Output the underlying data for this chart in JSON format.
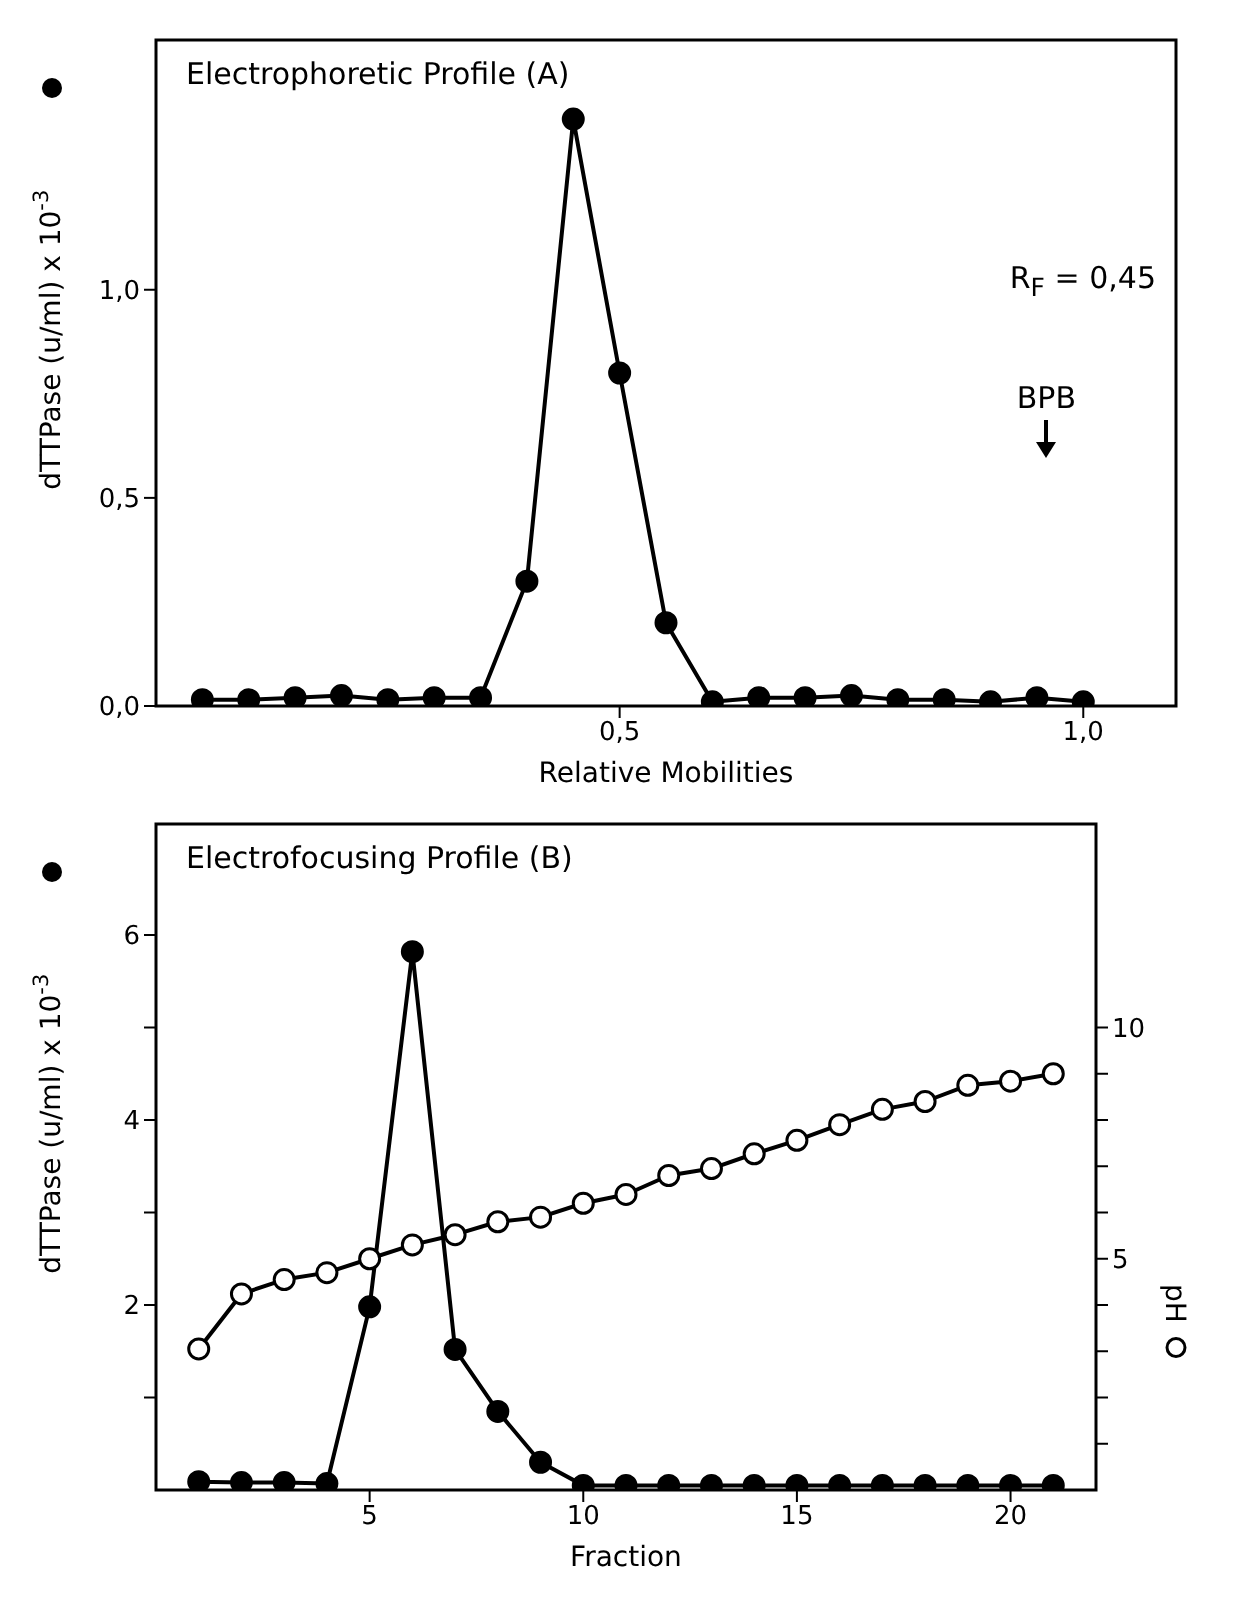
{
  "chart_data": [
    {
      "type": "line",
      "title": "Electrophoretic Profile (A)",
      "xlabel": "Relative Mobilities",
      "ylabel": "dTTPase (u/ml) x 10$^{-3}$",
      "marker": "circle",
      "line_style": "solid",
      "x": [
        0.05,
        0.1,
        0.15,
        0.2,
        0.25,
        0.3,
        0.35,
        0.4,
        0.45,
        0.5,
        0.55,
        0.6,
        0.65,
        0.7,
        0.75,
        0.8,
        0.85,
        0.9,
        0.95,
        1.0
      ],
      "series": [
        {
          "color": "#000000",
          "values": [
            0.015,
            0.015,
            0.02,
            0.025,
            0.015,
            0.02,
            0.02,
            0.3,
            1.41,
            0.8,
            0.2,
            0.01,
            0.02,
            0.02,
            0.025,
            0.015,
            0.015,
            0.01,
            0.02,
            0.01
          ]
        }
      ],
      "xlim": [
        0,
        1.1
      ],
      "xticks": [
        {
          "value": 0.5,
          "label": "0,5"
        },
        {
          "value": 1.0,
          "label": "1,0"
        }
      ],
      "ylim": [
        0,
        1.6
      ],
      "yticks": [
        {
          "value": 0,
          "label": "0,0"
        },
        {
          "value": 0.5,
          "label": "0,5"
        },
        {
          "value": 1.0,
          "label": "1,0"
        }
      ],
      "annotations": [
        "R$_{F}$ = 0,45",
        "BPB"
      ]
    },
    {
      "type": "line",
      "title": "Electrofocusing Profile (B)",
      "xlabel": "Fraction",
      "ylabel": "dTTPase (u/ml) x 10$^{-3}$",
      "y2label": "pH",
      "marker": "circle",
      "line_style": "solid",
      "x": [
        1,
        2,
        3,
        4,
        5,
        6,
        7,
        8,
        9,
        10,
        11,
        12,
        13,
        14,
        15,
        16,
        17,
        18,
        19,
        20,
        21
      ],
      "series": [
        {
          "color": "#000000",
          "values": [
            0.09,
            0.08,
            0.08,
            0.07,
            1.98,
            5.82,
            1.52,
            0.85,
            0.3,
            0.05,
            0.05,
            0.05,
            0.05,
            0.05,
            0.05,
            0.05,
            0.05,
            0.05,
            0.05,
            0.05,
            0.05
          ]
        },
        {
          "color": "#000000",
          "axis": "y2",
          "values": [
            3.05,
            4.24,
            4.55,
            4.7,
            5.0,
            5.3,
            5.52,
            5.8,
            5.9,
            6.2,
            6.39,
            6.8,
            6.95,
            7.27,
            7.56,
            7.9,
            8.23,
            8.4,
            8.75,
            8.84,
            9.0
          ]
        }
      ],
      "xlim": [
        0,
        22
      ],
      "xticks": [
        5,
        10,
        15,
        20
      ],
      "ylim": [
        0,
        7.2
      ],
      "yticks": [
        {
          "value": 1,
          "label": null
        },
        2,
        {
          "value": 3,
          "label": null
        },
        4,
        {
          "value": 5,
          "label": null
        },
        6
      ],
      "y2lim": [
        0,
        14.4
      ],
      "y2ticks": [
        {
          "value": 1,
          "label": null
        },
        {
          "value": 2,
          "label": null
        },
        {
          "value": 3,
          "label": null
        },
        {
          "value": 4,
          "label": null
        },
        5,
        {
          "value": 6,
          "label": null
        },
        {
          "value": 7,
          "label": null
        },
        {
          "value": 8,
          "label": null
        },
        {
          "value": 9,
          "label": null
        },
        10
      ]
    }
  ]
}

What is asked
Omit any images, then output the listing exactly.

Output below
Output the underlying data for this chart in JSON format.
{
  "chart_data": [
    {
      "type": "line",
      "title": "Electrophoretic Profile (A)",
      "xlabel": "Relative Mobilities",
      "ylabel": "dTTPase (u/ml) x 10$^{-3}$",
      "marker": "circle",
      "line_style": "solid",
      "x": [
        0.05,
        0.1,
        0.15,
        0.2,
        0.25,
        0.3,
        0.35,
        0.4,
        0.45,
        0.5,
        0.55,
        0.6,
        0.65,
        0.7,
        0.75,
        0.8,
        0.85,
        0.9,
        0.95,
        1.0
      ],
      "series": [
        {
          "color": "#000000",
          "values": [
            0.015,
            0.015,
            0.02,
            0.025,
            0.015,
            0.02,
            0.02,
            0.3,
            1.41,
            0.8,
            0.2,
            0.01,
            0.02,
            0.02,
            0.025,
            0.015,
            0.015,
            0.01,
            0.02,
            0.01
          ]
        }
      ],
      "xlim": [
        0,
        1.1
      ],
      "xticks": [
        {
          "value": 0.5,
          "label": "0,5"
        },
        {
          "value": 1.0,
          "label": "1,0"
        }
      ],
      "ylim": [
        0,
        1.6
      ],
      "yticks": [
        {
          "value": 0,
          "label": "0,0"
        },
        {
          "value": 0.5,
          "label": "0,5"
        },
        {
          "value": 1.0,
          "label": "1,0"
        }
      ],
      "annotations": [
        "R$_{F}$ = 0,45",
        "BPB"
      ]
    },
    {
      "type": "line",
      "title": "Electrofocusing Profile (B)",
      "xlabel": "Fraction",
      "ylabel": "dTTPase (u/ml) x 10$^{-3}$",
      "y2label": "pH",
      "marker": "circle",
      "line_style": "solid",
      "x": [
        1,
        2,
        3,
        4,
        5,
        6,
        7,
        8,
        9,
        10,
        11,
        12,
        13,
        14,
        15,
        16,
        17,
        18,
        19,
        20,
        21
      ],
      "series": [
        {
          "color": "#000000",
          "values": [
            0.09,
            0.08,
            0.08,
            0.07,
            1.98,
            5.82,
            1.52,
            0.85,
            0.3,
            0.05,
            0.05,
            0.05,
            0.05,
            0.05,
            0.05,
            0.05,
            0.05,
            0.05,
            0.05,
            0.05,
            0.05
          ]
        },
        {
          "color": "#000000",
          "axis": "y2",
          "values": [
            3.05,
            4.24,
            4.55,
            4.7,
            5.0,
            5.3,
            5.52,
            5.8,
            5.9,
            6.2,
            6.39,
            6.8,
            6.95,
            7.27,
            7.56,
            7.9,
            8.23,
            8.4,
            8.75,
            8.84,
            9.0
          ]
        }
      ],
      "xlim": [
        0,
        22
      ],
      "xticks": [
        5,
        10,
        15,
        20
      ],
      "ylim": [
        0,
        7.2
      ],
      "yticks": [
        {
          "value": 1,
          "label": null
        },
        2,
        {
          "value": 3,
          "label": null
        },
        4,
        {
          "value": 5,
          "label": null
        },
        6
      ],
      "y2lim": [
        0,
        14.4
      ],
      "y2ticks": [
        {
          "value": 1,
          "label": null
        },
        {
          "value": 2,
          "label": null
        },
        {
          "value": 3,
          "label": null
        },
        {
          "value": 4,
          "label": null
        },
        5,
        {
          "value": 6,
          "label": null
        },
        {
          "value": 7,
          "label": null
        },
        {
          "value": 8,
          "label": null
        },
        {
          "value": 9,
          "label": null
        },
        10
      ]
    }
  ]
}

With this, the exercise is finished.